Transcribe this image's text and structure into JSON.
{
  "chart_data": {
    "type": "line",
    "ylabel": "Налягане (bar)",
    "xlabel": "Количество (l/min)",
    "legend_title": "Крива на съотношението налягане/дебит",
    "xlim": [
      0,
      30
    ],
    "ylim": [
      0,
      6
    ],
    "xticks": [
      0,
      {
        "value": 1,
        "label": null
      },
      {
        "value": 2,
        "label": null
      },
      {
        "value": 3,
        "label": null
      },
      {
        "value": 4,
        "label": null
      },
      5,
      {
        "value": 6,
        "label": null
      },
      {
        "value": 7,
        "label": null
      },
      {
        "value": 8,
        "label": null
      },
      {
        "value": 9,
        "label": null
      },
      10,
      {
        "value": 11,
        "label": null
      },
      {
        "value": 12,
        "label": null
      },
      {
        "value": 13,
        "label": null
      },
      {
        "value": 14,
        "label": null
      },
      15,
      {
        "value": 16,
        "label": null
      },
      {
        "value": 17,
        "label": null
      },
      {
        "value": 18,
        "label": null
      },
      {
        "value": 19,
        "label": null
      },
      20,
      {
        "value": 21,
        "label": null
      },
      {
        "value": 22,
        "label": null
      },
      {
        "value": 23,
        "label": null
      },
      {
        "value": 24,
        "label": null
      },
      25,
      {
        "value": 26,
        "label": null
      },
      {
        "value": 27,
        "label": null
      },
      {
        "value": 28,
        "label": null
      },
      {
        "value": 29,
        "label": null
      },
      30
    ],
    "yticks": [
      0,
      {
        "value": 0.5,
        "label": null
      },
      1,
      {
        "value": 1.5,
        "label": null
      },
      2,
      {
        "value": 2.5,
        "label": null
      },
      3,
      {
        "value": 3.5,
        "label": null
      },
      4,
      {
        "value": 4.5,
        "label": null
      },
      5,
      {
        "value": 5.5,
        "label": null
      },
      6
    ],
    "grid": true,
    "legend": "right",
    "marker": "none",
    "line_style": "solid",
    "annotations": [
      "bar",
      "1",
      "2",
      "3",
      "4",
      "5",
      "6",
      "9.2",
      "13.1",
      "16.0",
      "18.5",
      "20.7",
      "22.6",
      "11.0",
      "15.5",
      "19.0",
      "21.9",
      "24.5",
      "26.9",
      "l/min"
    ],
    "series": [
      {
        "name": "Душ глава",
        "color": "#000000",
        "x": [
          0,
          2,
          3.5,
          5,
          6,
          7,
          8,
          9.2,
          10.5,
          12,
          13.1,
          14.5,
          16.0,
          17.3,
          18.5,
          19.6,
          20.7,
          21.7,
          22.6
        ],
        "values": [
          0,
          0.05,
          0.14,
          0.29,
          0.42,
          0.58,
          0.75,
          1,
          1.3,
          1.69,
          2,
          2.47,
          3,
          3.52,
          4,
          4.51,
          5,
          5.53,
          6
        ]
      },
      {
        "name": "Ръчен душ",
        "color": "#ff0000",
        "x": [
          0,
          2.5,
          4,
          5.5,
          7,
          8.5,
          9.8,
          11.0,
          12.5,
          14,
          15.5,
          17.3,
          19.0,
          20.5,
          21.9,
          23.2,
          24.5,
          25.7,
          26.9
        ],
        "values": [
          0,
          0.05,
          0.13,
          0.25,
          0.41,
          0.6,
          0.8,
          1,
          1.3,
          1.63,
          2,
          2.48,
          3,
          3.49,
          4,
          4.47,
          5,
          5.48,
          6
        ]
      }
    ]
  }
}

— Given instruction —
Reproduce each entry word for word.

— Answer to the exercise —
Transcribe this image's text and structure into JSON.
{
  "chart_data": {
    "type": "line",
    "ylabel": "Налягане (bar)",
    "xlabel": "Количество (l/min)",
    "legend_title": "Крива на съотношението налягане/дебит",
    "xlim": [
      0,
      30
    ],
    "ylim": [
      0,
      6
    ],
    "xticks": [
      0,
      {
        "value": 1,
        "label": null
      },
      {
        "value": 2,
        "label": null
      },
      {
        "value": 3,
        "label": null
      },
      {
        "value": 4,
        "label": null
      },
      5,
      {
        "value": 6,
        "label": null
      },
      {
        "value": 7,
        "label": null
      },
      {
        "value": 8,
        "label": null
      },
      {
        "value": 9,
        "label": null
      },
      10,
      {
        "value": 11,
        "label": null
      },
      {
        "value": 12,
        "label": null
      },
      {
        "value": 13,
        "label": null
      },
      {
        "value": 14,
        "label": null
      },
      15,
      {
        "value": 16,
        "label": null
      },
      {
        "value": 17,
        "label": null
      },
      {
        "value": 18,
        "label": null
      },
      {
        "value": 19,
        "label": null
      },
      20,
      {
        "value": 21,
        "label": null
      },
      {
        "value": 22,
        "label": null
      },
      {
        "value": 23,
        "label": null
      },
      {
        "value": 24,
        "label": null
      },
      25,
      {
        "value": 26,
        "label": null
      },
      {
        "value": 27,
        "label": null
      },
      {
        "value": 28,
        "label": null
      },
      {
        "value": 29,
        "label": null
      },
      30
    ],
    "yticks": [
      0,
      {
        "value": 0.5,
        "label": null
      },
      1,
      {
        "value": 1.5,
        "label": null
      },
      2,
      {
        "value": 2.5,
        "label": null
      },
      3,
      {
        "value": 3.5,
        "label": null
      },
      4,
      {
        "value": 4.5,
        "label": null
      },
      5,
      {
        "value": 5.5,
        "label": null
      },
      6
    ],
    "grid": true,
    "legend": "right",
    "marker": "none",
    "line_style": "solid",
    "annotations": [
      "bar",
      "1",
      "2",
      "3",
      "4",
      "5",
      "6",
      "9.2",
      "13.1",
      "16.0",
      "18.5",
      "20.7",
      "22.6",
      "11.0",
      "15.5",
      "19.0",
      "21.9",
      "24.5",
      "26.9",
      "l/min"
    ],
    "series": [
      {
        "name": "Душ глава",
        "color": "#000000",
        "x": [
          0,
          2,
          3.5,
          5,
          6,
          7,
          8,
          9.2,
          10.5,
          12,
          13.1,
          14.5,
          16.0,
          17.3,
          18.5,
          19.6,
          20.7,
          21.7,
          22.6
        ],
        "values": [
          0,
          0.05,
          0.14,
          0.29,
          0.42,
          0.58,
          0.75,
          1,
          1.3,
          1.69,
          2,
          2.47,
          3,
          3.52,
          4,
          4.51,
          5,
          5.53,
          6
        ]
      },
      {
        "name": "Ръчен душ",
        "color": "#ff0000",
        "x": [
          0,
          2.5,
          4,
          5.5,
          7,
          8.5,
          9.8,
          11.0,
          12.5,
          14,
          15.5,
          17.3,
          19.0,
          20.5,
          21.9,
          23.2,
          24.5,
          25.7,
          26.9
        ],
        "values": [
          0,
          0.05,
          0.13,
          0.25,
          0.41,
          0.6,
          0.8,
          1,
          1.3,
          1.63,
          2,
          2.48,
          3,
          3.49,
          4,
          4.47,
          5,
          5.48,
          6
        ]
      }
    ]
  }
}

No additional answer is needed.